EVE

Paroles Charles Trenet
Musique Charles Trenet
Interprète Charles Trenet
Année 1947 (inédit 1948)

Presque totalement absente au temps du Fou chantant, la religion n'a pas tardé à envahir le répertoire du Trenet chanteur-poète bourgeois : après "le bon Dieu" (Chacun son rêve), saint Pierre (Ding ! Dong !) et Marie (Marie Marie), voici Eve, traitée à la mode crooner.

LA VÉRITÉ SUR ADAM ET EVE
(Les Collections de L'Histoire n°5 ; Jean Bottéro ; juin-août 1999)

Dans la Bible, l'acte d'amour, loin d'être condamné, est présenté comme une activité saine, allègre et enrichissante. Et le péché originel, la faute commise par Adam et Ève, n'a rien à voir avec la sexualité.

Que nous le voulions ou non, pour l'avoir lu nous-mêmes ou l'avoir entendu raconter au cours de notre enfance, c'est encore le récit liminaire du premier livre de la Bible qui fournit à beaucoup d'entre nous l'imagerie essentielle des origines de notre race : cette vieille aventure d'Adam et Ève, du « premier couple humain », à l'autre bout de l'interminable lignée dont nous formons les mailles dernières.

Au temps où la Bible passait pour le Livre de Dieu, écrit ou, pour le moins, dicté par Lui aux fins de nous offrir un catéchisme aussi véridique que son Auteur, des torrents d'éloquence et des rivières d'encre ont été déversés pendant près de vingt siècles pour défendre le mot à mot de cette relation : épiloguer sur la Femme, « os surnuméraire de l'Homme », comme le disait, paraît-il, Bossuet, expliquer comment s'arrangeait le Serpent lorsqu'il ne serpentait pas encore, et déplorer ce trop bref Age d'Or primitif, révolu par la faute de nos premiers parents. Tout cela était proclamé historique - c'est-à-dire véritablement arrivé comme c'est raconté - et sa vérité « événementielle » garantie par Dieu en personne : anathème - et plus d'une fois, hélas ! carrément jeté au feu - quiconque révoquait en doute le récit !

À faire:
(A) Pour chacune des affirmations suivantes, indiquez par oui ou par non si elle concorde avec le texte fourni, en citant mot pour mot les termes qui tranchent : (i) Charles Trenet a signé à la fois les paroles et la musique de « Eve » ; (ii) selon l'article, la Bible condamne l'acte d'amour ; (iii) l'article affirme que le récit a été défendu pendant près de vingt siècles.
(B) Réécrivez le passage du texte fourni qui commence par « Que nous le » et s'arrête après « les mailles dernières. », en changeant « notre enfance » en « notre jeunesse ».
Le listing n'intervient pas du tout ici.

Données sources:

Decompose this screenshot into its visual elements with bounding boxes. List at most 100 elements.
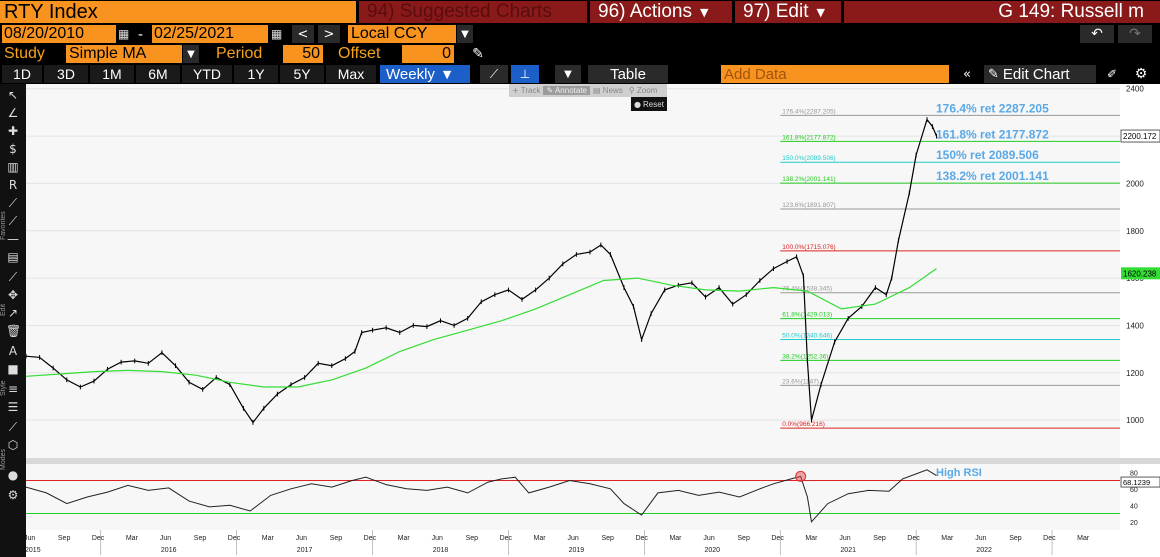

Réponses:
(A)
(i) Oui : « Paroles Charles Trenet » et « Musique Charles Trenet ».
(ii) Non : « l'acte d'amour, loin d'être condamné, est présenté comme une activité saine, allègre et enrichissante ».
(iii) Oui : « pendant près de vingt siècles pour défendre le mot à mot de cette relation ».

(B)
Que nous le voulions ou non, pour l'avoir lu nous-mêmes ou l'avoir entendu raconter au cours de notre jeunesse, c'est encore le récit liminaire du premier livre de la Bible qui fournit à beaucoup d'entre nous l'imagerie essentielle des origines de notre race : cette vieille aventure d'Adam et Ève, du « premier couple humain », à l'autre bout de l'interminable lignée dont nous formons les mailles dernières.